**What to produce:**
Please give the listing again, word for word, with nothing left out.

══════

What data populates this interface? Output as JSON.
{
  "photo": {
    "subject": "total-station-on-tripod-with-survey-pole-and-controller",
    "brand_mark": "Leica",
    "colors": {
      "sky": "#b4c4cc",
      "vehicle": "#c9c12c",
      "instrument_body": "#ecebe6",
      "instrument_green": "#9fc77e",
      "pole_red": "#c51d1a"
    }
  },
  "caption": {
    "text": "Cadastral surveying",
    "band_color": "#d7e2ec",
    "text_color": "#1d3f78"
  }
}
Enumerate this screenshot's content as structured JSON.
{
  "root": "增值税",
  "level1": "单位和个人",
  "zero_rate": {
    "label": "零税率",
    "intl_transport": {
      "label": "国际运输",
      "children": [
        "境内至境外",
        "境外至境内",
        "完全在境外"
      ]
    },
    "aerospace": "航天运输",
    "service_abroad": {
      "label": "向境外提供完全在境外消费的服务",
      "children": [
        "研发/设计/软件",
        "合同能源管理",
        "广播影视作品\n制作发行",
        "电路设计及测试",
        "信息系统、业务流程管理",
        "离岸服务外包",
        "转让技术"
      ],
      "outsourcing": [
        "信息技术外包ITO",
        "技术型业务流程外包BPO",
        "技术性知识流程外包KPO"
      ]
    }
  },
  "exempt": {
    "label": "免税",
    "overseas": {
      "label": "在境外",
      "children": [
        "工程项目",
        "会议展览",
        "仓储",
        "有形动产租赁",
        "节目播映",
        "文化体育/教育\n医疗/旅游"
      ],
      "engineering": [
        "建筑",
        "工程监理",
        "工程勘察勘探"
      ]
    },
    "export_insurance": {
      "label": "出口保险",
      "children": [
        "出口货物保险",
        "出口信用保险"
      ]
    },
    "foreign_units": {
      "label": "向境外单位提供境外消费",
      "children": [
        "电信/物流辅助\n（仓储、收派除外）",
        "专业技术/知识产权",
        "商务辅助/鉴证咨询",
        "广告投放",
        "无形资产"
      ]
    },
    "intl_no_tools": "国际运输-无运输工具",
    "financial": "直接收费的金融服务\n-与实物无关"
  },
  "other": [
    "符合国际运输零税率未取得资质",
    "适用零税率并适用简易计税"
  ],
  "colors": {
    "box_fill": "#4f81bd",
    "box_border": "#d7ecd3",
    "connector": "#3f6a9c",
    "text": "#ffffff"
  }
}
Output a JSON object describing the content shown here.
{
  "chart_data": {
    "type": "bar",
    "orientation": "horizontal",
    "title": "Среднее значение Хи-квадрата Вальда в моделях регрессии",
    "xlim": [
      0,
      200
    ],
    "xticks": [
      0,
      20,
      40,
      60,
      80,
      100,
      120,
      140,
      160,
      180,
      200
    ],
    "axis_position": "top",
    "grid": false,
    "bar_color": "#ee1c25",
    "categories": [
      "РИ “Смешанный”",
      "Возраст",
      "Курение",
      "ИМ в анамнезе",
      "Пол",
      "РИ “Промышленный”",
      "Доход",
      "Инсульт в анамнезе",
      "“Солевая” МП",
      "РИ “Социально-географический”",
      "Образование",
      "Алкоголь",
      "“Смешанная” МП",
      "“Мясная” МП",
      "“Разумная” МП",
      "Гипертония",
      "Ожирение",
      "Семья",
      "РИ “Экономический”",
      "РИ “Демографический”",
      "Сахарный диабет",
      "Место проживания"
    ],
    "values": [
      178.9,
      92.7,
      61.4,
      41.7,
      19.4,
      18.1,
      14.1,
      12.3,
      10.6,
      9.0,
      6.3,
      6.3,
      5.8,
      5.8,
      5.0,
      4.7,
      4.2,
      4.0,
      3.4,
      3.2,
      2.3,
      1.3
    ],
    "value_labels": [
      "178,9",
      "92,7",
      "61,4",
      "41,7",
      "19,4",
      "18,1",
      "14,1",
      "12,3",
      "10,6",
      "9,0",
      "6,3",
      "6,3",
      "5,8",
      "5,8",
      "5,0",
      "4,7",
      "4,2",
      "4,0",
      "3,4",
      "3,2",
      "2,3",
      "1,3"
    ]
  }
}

══════

**The solution:**
What data populates this interface? Output as JSON.
{
  "photo": {
    "subject": "total-station-on-tripod-with-survey-pole-and-controller",
    "brand_mark": "Leica",
    "colors": {
      "sky": "#b4c4cc",
      "vehicle": "#c9c12c",
      "instrument_body": "#ecebe6",
      "instrument_green": "#9fc77e",
      "pole_red": "#c51d1a"
    }
  },
  "caption": {
    "text": "Cadastral surveying",
    "band_color": "#d7e2ec",
    "text_color": "#1d3f78"
  }
}
Enumerate this screenshot's content as structured JSON.
{
  "root": "增值税",
  "level1": "单位和个人",
  "zero_rate": {
    "label": "零税率",
    "intl_transport": {
      "label": "国际运输",
      "children": [
        "境内至境外",
        "境外至境内",
        "完全在境外"
      ]
    },
    "aerospace": "航天运输",
    "service_abroad": {
      "label": "向境外提供完全在境外消费的服务",
      "children": [
        "研发/设计/软件",
        "合同能源管理",
        "广播影视作品\n制作发行",
        "电路设计及测试",
        "信息系统、业务流程管理",
        "离岸服务外包",
        "转让技术"
      ],
      "outsourcing": [
        "信息技术外包ITO",
        "技术型业务流程外包BPO",
        "技术性知识流程外包KPO"
      ]
    }
  },
  "exempt": {
    "label": "免税",
    "overseas": {
      "label": "在境外",
      "children": [
        "工程项目",
        "会议展览",
        "仓储",
        "有形动产租赁",
        "节目播映",
        "文化体育/教育\n医疗/旅游"
      ],
      "engineering": [
        "建筑",
        "工程监理",
        "工程勘察勘探"
      ]
    },
    "export_insurance": {
      "label": "出口保险",
      "children": [
        "出口货物保险",
        "出口信用保险"
      ]
    },
    "foreign_units": {
      "label": "向境外单位提供境外消费",
      "children": [
        "电信/物流辅助\n（仓储、收派除外）",
        "专业技术/知识产权",
        "商务辅助/鉴证咨询",
        "广告投放",
        "无形资产"
      ]
    },
    "intl_no_tools": "国际运输-无运输工具",
    "financial": "直接收费的金融服务\n-与实物无关"
  },
  "other": [
    "符合国际运输零税率未取得资质",
    "适用零税率并适用简易计税"
  ],
  "colors": {
    "box_fill": "#4f81bd",
    "box_border": "#d7ecd3",
    "connector": "#3f6a9c",
    "text": "#ffffff"
  }
}
Output a JSON object describing the content shown here.
{
  "chart_data": {
    "type": "bar",
    "orientation": "horizontal",
    "title": "Среднее значение Хи-квадрата Вальда в моделях регрессии",
    "xlim": [
      0,
      200
    ],
    "xticks": [
      0,
      20,
      40,
      60,
      80,
      100,
      120,
      140,
      160,
      180,
      200
    ],
    "axis_position": "top",
    "grid": false,
    "bar_color": "#ee1c25",
    "categories": [
      "РИ “Смешанный”",
      "Возраст",
      "Курение",
      "ИМ в анамнезе",
      "Пол",
      "РИ “Промышленный”",
      "Доход",
      "Инсульт в анамнезе",
      "“Солевая” МП",
      "РИ “Социально-географический”",
      "Образование",
      "Алкоголь",
      "“Смешанная” МП",
      "“Мясная” МП",
      "“Разумная” МП",
      "Гипертония",
      "Ожирение",
      "Семья",
      "РИ “Экономический”",
      "РИ “Демографический”",
      "Сахарный диабет",
      "Место проживания"
    ],
    "values": [
      178.9,
      92.7,
      61.4,
      41.7,
      19.4,
      18.1,
      14.1,
      12.3,
      10.6,
      9.0,
      6.3,
      6.3,
      5.8,
      5.8,
      5.0,
      4.7,
      4.2,
      4.0,
      3.4,
      3.2,
      2.3,
      1.3
    ],
    "value_labels": [
      "178,9",
      "92,7",
      "61,4",
      "41,7",
      "19,4",
      "18,1",
      "14,1",
      "12,3",
      "10,6",
      "9,0",
      "6,3",
      "6,3",
      "5,8",
      "5,8",
      "5,0",
      "4,7",
      "4,2",
      "4,0",
      "3,4",
      "3,2",
      "2,3",
      "1,3"
    ]
  }
}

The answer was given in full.